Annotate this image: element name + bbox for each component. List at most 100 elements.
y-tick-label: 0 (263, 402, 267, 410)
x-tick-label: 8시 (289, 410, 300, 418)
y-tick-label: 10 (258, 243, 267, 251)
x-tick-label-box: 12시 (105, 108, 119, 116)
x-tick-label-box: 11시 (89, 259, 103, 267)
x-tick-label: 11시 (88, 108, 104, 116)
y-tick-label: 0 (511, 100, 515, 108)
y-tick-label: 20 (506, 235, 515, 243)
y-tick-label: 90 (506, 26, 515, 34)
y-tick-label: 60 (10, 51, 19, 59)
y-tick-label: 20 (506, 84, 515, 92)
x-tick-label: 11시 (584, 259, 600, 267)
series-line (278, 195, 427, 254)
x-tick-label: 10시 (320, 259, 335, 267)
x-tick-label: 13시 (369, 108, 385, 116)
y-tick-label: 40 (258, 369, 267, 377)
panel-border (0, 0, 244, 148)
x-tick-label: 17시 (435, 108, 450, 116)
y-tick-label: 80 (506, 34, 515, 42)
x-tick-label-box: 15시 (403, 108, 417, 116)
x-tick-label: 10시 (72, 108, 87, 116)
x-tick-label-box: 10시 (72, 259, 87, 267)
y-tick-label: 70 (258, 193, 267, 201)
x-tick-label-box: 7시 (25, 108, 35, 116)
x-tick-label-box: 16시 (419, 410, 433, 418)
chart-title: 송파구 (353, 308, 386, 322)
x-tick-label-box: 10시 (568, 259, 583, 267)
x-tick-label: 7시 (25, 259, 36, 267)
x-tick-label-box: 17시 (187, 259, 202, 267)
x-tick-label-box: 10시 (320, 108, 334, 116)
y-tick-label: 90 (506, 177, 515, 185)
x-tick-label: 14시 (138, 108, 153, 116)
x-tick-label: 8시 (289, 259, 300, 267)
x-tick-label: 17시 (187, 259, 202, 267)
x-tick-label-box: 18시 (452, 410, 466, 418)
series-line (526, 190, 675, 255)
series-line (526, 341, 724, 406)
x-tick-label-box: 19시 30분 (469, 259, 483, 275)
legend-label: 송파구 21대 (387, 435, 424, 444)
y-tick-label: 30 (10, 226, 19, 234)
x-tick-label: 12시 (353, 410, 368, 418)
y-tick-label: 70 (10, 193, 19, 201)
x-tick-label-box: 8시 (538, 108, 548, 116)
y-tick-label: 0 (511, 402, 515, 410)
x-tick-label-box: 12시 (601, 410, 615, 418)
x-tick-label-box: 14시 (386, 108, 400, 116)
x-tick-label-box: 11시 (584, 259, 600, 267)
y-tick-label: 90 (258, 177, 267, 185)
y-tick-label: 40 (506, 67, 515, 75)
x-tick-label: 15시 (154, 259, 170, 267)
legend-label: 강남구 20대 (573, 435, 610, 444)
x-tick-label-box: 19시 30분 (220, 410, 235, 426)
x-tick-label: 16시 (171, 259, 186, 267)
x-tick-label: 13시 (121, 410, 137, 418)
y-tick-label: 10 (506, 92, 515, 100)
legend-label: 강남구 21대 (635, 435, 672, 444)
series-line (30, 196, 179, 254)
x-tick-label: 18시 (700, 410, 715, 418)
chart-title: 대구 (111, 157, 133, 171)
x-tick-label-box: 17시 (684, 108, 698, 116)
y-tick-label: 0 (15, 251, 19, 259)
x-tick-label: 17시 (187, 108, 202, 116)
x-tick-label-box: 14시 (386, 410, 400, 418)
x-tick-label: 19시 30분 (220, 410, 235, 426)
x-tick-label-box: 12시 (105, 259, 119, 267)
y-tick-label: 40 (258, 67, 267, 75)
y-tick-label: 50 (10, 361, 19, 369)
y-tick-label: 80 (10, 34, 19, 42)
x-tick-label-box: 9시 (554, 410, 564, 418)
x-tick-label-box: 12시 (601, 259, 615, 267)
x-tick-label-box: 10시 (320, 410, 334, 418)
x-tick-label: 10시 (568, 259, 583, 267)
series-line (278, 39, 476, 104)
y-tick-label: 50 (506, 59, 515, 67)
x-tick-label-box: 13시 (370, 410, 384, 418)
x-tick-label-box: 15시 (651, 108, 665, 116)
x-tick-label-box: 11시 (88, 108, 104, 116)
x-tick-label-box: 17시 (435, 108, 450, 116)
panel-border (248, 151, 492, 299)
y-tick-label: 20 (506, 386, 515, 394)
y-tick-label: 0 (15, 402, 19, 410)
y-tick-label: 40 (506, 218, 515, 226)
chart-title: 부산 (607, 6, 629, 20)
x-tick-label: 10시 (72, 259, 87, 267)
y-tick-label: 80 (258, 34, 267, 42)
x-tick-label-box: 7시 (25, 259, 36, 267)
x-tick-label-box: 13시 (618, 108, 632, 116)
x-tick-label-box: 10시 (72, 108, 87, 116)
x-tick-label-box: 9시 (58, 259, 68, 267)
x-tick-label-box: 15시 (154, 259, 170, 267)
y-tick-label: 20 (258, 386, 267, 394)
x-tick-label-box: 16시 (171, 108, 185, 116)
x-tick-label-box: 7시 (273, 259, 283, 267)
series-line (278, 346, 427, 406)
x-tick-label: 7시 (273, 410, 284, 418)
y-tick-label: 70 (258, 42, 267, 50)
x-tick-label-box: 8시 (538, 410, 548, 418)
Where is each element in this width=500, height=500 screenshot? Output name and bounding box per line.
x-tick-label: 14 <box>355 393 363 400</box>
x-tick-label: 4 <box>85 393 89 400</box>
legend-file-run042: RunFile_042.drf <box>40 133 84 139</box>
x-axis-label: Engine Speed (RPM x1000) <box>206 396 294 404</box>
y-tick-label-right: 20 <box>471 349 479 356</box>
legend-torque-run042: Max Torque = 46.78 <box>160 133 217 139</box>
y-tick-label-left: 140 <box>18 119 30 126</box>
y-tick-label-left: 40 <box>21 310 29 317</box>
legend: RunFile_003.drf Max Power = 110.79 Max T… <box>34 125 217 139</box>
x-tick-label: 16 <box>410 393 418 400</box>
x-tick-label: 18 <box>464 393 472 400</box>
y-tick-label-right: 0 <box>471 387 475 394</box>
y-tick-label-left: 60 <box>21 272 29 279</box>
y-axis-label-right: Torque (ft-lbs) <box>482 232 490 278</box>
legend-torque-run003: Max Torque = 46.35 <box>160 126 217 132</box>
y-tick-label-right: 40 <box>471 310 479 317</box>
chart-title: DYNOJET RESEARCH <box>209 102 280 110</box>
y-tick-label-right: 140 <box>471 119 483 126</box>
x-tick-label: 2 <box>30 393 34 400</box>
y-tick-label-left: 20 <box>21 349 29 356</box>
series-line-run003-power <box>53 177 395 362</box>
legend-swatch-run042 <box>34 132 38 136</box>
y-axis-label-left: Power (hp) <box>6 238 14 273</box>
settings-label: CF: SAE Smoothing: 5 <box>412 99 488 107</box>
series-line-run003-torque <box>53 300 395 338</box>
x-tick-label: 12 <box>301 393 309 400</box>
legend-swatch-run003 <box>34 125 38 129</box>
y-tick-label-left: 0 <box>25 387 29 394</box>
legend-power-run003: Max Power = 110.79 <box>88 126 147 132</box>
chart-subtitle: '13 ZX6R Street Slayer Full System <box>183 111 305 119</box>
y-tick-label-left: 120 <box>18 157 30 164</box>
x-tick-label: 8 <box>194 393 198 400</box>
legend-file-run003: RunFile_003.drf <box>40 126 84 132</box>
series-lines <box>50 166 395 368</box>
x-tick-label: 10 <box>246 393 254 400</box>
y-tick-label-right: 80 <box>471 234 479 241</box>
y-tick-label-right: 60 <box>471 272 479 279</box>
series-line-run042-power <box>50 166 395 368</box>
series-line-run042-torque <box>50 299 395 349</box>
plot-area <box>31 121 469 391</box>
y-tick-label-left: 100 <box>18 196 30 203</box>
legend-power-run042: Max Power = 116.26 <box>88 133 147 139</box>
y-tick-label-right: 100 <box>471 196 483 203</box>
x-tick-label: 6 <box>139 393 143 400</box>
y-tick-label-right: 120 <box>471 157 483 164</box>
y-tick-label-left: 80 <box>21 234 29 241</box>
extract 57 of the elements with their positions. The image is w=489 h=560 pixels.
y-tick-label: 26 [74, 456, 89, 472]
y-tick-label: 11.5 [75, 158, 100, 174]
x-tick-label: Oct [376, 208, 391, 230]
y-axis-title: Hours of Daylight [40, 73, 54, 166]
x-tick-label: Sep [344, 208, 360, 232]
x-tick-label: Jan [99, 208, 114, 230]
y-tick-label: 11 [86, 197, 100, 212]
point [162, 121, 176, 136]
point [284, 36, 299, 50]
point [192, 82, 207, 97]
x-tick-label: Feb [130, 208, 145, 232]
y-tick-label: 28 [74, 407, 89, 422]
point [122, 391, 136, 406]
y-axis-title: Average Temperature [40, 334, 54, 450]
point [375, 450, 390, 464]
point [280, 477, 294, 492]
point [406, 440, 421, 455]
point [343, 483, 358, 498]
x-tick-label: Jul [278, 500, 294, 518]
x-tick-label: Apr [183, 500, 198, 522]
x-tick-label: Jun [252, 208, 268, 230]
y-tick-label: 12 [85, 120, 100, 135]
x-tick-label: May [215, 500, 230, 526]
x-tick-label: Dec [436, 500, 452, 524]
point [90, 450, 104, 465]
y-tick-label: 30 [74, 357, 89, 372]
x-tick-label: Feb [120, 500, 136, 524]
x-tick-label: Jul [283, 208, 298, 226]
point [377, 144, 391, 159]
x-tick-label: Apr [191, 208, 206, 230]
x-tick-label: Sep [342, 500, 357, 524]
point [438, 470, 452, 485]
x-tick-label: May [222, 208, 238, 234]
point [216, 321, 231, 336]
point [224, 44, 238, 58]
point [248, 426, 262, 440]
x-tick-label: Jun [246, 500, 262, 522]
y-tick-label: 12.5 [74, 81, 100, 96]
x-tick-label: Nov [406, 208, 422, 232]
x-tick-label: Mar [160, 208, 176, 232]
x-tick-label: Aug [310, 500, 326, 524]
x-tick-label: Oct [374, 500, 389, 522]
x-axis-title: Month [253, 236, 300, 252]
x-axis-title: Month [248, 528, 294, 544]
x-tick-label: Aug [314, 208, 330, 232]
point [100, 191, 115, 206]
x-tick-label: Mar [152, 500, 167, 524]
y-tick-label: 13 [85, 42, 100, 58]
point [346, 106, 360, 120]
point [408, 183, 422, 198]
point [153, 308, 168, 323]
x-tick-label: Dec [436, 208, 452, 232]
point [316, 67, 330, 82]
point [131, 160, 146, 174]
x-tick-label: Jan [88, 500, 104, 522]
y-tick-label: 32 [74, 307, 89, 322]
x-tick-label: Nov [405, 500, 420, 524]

********************

> **PROBLEM TO SOLVE**
Extract the lines from the very first one through the line that contains "x-tick-label: 13시 (369, 108, 385, 116)", and copy them exactly.

> **WRITTEN ANSWER**
Annotate this image: element name + bbox for each component. List at most 100 elements.
y-tick-label: 0 (263, 402, 267, 410)
x-tick-label: 8시 (289, 410, 300, 418)
y-tick-label: 10 (258, 243, 267, 251)
x-tick-label-box: 12시 (105, 108, 119, 116)
x-tick-label-box: 11시 (89, 259, 103, 267)
x-tick-label: 11시 (88, 108, 104, 116)
y-tick-label: 0 (511, 100, 515, 108)
y-tick-label: 20 (506, 235, 515, 243)
y-tick-label: 90 (506, 26, 515, 34)
y-tick-label: 60 (10, 51, 19, 59)
y-tick-label: 20 (506, 84, 515, 92)
x-tick-label: 11시 (584, 259, 600, 267)
series-line (278, 195, 427, 254)
x-tick-label: 10시 (320, 259, 335, 267)
x-tick-label: 13시 (369, 108, 385, 116)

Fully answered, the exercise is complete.